* **WHAT NEEDS TO BE DONE**
State the number of lines that hold the string "name", with nothing added.

* **MATERIAL TO PROCESS**
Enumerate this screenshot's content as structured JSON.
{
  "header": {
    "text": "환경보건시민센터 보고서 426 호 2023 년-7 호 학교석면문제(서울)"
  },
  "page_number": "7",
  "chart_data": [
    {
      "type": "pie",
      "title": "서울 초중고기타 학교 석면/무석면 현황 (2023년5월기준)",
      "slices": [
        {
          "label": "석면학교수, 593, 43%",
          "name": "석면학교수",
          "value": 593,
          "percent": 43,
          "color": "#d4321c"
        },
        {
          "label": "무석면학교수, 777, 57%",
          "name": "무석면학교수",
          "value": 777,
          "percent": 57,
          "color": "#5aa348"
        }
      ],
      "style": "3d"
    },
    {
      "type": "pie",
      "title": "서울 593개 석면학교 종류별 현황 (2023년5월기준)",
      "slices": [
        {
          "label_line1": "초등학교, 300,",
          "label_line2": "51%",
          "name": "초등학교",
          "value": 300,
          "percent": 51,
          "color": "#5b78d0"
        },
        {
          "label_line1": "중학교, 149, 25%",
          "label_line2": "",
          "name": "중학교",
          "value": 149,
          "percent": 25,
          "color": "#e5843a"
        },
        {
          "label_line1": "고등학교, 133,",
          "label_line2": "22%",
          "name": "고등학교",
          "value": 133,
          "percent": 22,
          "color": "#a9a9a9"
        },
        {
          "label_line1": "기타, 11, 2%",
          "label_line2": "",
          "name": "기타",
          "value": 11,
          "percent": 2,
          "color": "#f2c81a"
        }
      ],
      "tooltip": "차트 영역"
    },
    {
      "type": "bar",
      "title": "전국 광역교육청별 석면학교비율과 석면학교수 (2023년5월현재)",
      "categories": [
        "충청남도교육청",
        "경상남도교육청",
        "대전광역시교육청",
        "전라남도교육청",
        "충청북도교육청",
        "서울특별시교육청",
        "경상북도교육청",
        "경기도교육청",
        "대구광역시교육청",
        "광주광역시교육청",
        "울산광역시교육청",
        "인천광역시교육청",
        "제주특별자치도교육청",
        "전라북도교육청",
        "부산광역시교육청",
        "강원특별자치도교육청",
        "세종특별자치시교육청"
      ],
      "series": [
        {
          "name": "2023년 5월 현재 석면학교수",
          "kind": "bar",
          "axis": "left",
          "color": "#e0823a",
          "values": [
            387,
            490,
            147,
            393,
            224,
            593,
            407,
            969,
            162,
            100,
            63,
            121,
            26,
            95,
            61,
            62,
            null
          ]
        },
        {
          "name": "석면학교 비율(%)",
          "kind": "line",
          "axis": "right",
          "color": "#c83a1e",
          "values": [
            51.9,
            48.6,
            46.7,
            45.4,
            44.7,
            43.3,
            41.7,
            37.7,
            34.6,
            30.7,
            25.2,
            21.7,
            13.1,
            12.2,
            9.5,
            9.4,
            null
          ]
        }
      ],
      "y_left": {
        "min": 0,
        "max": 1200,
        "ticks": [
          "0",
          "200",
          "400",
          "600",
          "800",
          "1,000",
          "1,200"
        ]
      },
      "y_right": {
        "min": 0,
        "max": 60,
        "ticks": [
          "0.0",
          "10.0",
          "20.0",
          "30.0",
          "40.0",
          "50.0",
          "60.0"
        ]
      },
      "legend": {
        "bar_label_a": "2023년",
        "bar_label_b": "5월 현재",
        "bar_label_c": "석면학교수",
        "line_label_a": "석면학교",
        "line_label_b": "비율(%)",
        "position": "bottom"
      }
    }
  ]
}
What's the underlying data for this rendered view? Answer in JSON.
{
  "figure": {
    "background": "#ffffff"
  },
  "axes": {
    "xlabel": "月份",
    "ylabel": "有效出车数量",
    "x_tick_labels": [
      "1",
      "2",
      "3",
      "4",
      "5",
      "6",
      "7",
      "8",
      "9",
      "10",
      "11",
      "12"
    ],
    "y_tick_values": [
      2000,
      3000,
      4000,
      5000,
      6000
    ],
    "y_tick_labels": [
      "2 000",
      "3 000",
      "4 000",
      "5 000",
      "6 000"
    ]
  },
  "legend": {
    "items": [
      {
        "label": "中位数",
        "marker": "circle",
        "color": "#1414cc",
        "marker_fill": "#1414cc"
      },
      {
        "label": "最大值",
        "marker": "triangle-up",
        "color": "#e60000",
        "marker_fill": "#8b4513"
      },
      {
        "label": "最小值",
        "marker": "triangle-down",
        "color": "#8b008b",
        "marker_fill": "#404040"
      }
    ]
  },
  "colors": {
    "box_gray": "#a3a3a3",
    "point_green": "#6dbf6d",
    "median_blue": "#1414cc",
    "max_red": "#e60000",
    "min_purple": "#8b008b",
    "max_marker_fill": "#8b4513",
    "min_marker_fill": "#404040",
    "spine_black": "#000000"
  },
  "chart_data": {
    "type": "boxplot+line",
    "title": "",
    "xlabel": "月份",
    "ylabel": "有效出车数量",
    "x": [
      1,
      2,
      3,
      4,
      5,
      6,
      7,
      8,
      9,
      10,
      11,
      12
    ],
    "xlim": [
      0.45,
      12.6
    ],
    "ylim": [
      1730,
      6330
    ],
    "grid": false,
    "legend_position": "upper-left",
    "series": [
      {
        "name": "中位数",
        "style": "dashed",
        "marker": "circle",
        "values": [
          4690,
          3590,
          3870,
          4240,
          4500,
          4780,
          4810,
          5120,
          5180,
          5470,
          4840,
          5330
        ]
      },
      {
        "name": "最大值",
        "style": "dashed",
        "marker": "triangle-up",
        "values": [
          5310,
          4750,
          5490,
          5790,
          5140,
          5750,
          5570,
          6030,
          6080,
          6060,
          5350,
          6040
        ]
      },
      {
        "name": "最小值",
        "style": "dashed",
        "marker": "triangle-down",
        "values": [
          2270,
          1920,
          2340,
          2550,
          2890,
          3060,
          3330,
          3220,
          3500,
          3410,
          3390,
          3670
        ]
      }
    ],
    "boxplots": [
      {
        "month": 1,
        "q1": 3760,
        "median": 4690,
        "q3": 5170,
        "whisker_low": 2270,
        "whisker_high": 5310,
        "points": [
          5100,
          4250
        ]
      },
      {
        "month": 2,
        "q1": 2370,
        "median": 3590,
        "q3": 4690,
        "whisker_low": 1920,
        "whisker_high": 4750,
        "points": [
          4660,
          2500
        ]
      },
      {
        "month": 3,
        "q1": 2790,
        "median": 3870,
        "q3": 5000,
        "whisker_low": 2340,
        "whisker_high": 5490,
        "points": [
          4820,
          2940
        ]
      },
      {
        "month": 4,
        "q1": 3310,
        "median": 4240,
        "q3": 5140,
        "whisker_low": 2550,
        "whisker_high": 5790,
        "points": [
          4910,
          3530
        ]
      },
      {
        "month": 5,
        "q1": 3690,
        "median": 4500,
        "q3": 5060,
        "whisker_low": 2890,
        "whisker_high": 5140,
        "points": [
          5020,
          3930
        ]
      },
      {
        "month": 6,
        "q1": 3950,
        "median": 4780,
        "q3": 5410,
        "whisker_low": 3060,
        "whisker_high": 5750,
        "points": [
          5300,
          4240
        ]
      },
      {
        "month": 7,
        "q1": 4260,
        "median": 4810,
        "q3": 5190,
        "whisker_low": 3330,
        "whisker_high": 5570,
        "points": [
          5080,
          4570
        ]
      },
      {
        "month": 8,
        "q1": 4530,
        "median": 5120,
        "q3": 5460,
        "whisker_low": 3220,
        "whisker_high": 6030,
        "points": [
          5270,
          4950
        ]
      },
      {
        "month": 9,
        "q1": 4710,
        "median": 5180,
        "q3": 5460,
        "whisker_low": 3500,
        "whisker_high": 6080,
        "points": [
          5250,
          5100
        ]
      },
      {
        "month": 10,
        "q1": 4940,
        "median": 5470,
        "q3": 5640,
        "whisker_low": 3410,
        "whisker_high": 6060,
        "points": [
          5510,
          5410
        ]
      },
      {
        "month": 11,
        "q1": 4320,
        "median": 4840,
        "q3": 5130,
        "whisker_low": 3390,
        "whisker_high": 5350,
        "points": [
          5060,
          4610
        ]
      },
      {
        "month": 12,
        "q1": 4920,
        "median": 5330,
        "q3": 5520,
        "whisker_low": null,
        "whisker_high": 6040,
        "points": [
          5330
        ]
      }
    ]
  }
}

* **REPLY TO THE TASK**
11